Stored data
────

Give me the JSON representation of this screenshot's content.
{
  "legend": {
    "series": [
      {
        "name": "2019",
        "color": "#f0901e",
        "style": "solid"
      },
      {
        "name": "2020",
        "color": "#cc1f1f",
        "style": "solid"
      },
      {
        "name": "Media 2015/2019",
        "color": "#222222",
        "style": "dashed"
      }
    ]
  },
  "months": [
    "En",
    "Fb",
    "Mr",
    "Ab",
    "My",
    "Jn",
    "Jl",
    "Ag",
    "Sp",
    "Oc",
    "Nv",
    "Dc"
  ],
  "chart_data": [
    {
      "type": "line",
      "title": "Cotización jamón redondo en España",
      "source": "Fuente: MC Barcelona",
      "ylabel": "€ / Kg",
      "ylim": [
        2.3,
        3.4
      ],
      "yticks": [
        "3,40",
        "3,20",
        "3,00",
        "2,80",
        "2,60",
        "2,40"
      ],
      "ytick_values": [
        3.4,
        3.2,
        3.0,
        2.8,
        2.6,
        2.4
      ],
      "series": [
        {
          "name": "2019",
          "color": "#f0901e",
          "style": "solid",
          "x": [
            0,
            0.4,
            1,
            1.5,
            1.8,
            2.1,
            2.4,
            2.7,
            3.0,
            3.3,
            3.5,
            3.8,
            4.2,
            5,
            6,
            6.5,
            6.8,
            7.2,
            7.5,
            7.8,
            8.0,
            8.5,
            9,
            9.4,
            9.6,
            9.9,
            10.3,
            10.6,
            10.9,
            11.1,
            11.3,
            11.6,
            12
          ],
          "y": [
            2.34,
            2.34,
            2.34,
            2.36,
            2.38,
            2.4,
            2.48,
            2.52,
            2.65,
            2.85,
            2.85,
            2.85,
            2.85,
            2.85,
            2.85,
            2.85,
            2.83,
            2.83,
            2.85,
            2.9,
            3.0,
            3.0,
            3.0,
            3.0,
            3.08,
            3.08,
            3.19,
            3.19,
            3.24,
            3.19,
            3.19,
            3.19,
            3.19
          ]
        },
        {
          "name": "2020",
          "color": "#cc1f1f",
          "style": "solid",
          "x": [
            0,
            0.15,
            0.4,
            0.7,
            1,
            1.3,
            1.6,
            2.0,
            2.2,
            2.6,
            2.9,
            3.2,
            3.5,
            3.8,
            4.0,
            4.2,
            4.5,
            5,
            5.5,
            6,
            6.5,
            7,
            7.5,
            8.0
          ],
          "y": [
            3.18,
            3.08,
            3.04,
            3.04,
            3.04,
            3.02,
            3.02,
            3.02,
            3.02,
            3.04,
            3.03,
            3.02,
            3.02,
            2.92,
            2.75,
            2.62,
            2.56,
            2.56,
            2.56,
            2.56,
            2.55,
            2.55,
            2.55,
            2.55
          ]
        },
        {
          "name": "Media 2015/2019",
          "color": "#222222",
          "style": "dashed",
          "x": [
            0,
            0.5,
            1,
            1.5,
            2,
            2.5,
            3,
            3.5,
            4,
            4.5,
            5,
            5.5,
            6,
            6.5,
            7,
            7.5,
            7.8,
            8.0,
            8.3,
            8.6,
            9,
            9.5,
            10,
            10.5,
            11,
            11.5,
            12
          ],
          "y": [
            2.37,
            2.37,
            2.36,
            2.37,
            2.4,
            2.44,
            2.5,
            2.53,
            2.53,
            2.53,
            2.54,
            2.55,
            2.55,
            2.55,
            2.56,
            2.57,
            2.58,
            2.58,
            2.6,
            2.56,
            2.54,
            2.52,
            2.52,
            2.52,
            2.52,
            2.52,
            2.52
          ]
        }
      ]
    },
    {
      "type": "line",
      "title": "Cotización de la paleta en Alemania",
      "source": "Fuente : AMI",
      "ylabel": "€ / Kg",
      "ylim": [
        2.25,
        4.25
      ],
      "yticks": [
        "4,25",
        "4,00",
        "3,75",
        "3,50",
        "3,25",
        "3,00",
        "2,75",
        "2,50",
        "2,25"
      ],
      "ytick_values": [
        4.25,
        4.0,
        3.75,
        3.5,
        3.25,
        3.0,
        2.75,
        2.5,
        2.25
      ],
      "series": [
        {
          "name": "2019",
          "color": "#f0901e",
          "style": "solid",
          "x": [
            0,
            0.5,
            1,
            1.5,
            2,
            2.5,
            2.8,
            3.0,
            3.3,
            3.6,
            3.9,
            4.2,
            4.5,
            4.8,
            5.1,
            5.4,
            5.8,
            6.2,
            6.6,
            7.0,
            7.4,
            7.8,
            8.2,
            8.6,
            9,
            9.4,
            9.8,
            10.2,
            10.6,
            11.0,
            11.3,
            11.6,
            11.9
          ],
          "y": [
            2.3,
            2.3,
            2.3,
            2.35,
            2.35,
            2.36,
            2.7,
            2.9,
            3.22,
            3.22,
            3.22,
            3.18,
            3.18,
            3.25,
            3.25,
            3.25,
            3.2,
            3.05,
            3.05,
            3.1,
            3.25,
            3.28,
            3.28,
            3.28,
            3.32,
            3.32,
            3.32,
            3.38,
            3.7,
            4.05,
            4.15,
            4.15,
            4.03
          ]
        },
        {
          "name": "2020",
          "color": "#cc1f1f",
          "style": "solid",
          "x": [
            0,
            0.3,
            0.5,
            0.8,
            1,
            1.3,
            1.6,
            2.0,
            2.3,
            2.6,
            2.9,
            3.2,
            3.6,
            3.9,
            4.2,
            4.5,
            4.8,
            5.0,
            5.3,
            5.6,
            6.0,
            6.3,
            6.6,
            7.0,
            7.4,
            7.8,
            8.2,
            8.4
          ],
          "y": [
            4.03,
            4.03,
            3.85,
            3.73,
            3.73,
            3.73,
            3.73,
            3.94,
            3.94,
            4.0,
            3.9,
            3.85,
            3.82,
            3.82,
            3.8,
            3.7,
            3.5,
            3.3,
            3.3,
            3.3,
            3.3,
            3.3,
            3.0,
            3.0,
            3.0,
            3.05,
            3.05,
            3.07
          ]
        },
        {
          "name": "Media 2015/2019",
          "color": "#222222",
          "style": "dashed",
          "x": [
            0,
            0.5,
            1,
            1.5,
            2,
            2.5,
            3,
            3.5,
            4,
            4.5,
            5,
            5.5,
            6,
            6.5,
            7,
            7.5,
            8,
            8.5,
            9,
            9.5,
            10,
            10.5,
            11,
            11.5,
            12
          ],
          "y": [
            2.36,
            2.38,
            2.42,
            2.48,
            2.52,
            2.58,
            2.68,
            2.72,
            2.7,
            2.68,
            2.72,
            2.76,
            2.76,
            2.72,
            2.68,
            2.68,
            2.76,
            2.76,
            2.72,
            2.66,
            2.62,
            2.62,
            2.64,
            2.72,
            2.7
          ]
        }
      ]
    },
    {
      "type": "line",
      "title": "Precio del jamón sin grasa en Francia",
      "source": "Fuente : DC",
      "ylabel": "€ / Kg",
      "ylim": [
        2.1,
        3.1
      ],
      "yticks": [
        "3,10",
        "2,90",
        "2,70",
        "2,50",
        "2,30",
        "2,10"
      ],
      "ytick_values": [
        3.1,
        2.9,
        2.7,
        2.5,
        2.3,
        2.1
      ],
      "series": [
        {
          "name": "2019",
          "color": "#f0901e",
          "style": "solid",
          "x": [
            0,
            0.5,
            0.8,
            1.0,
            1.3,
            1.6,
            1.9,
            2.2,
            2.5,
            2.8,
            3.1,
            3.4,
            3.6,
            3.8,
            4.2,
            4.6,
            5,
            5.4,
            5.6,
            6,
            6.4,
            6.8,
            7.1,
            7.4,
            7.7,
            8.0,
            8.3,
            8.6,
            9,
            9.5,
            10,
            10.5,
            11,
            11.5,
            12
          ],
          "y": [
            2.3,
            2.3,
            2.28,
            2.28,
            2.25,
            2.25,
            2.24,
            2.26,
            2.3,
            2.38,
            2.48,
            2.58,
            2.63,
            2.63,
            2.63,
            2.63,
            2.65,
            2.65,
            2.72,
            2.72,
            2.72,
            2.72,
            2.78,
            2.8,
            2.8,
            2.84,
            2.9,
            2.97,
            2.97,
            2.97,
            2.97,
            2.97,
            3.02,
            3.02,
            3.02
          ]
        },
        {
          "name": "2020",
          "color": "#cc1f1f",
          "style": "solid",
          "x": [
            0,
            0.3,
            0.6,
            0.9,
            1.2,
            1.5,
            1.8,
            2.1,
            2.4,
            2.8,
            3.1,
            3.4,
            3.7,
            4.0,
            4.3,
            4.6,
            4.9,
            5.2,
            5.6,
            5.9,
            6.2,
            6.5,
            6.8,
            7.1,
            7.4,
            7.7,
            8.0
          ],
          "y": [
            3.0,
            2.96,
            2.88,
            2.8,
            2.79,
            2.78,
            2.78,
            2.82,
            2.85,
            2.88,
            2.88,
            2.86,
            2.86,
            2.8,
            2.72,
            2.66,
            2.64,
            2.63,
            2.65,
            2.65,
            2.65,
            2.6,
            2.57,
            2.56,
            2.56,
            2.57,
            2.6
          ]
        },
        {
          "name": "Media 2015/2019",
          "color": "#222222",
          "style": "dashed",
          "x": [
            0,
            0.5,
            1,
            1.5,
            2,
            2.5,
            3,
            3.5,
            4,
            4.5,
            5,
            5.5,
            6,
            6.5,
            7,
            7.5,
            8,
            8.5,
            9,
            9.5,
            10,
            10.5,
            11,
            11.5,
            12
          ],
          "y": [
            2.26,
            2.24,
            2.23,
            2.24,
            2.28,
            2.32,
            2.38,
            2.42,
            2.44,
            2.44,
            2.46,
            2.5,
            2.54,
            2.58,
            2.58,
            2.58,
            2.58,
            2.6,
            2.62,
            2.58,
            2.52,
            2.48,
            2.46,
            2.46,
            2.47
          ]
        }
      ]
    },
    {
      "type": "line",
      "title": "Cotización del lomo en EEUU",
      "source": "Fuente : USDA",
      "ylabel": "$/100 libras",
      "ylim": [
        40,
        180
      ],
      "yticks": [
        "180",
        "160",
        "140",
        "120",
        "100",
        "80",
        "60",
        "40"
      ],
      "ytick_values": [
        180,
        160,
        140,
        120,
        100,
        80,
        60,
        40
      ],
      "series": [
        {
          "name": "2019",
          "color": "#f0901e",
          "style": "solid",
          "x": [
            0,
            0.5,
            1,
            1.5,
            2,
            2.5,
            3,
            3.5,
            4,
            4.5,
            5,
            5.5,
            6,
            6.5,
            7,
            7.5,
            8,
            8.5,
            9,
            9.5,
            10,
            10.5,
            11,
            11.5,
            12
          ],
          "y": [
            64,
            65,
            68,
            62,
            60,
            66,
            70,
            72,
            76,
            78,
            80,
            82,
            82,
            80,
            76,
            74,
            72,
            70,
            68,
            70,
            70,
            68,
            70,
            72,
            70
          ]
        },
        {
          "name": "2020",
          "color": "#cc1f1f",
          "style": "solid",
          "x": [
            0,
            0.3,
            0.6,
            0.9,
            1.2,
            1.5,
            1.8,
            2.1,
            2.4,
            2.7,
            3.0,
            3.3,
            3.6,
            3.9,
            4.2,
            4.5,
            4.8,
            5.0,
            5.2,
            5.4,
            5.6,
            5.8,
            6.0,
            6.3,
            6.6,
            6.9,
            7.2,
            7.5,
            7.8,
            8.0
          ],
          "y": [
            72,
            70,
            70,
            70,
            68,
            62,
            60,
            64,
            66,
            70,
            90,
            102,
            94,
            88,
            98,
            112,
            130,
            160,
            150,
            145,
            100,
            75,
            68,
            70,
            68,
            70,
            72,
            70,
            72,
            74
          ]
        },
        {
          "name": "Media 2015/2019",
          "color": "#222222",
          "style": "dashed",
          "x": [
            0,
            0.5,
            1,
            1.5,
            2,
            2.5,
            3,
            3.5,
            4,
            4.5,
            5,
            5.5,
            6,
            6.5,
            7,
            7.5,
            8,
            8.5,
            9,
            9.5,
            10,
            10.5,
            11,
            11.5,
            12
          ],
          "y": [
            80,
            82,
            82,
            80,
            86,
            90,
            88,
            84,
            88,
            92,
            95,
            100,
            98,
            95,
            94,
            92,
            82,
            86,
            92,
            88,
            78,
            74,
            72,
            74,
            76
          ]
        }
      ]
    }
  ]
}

────

→ **EXERCISE BRIEF**
Which lines contain the word "jamón"? Copy each of them.

→ **THE RESULT**
      "title": "Cotización jamón redondo en España",
      "title": "Precio del jamón sin grasa en Francia",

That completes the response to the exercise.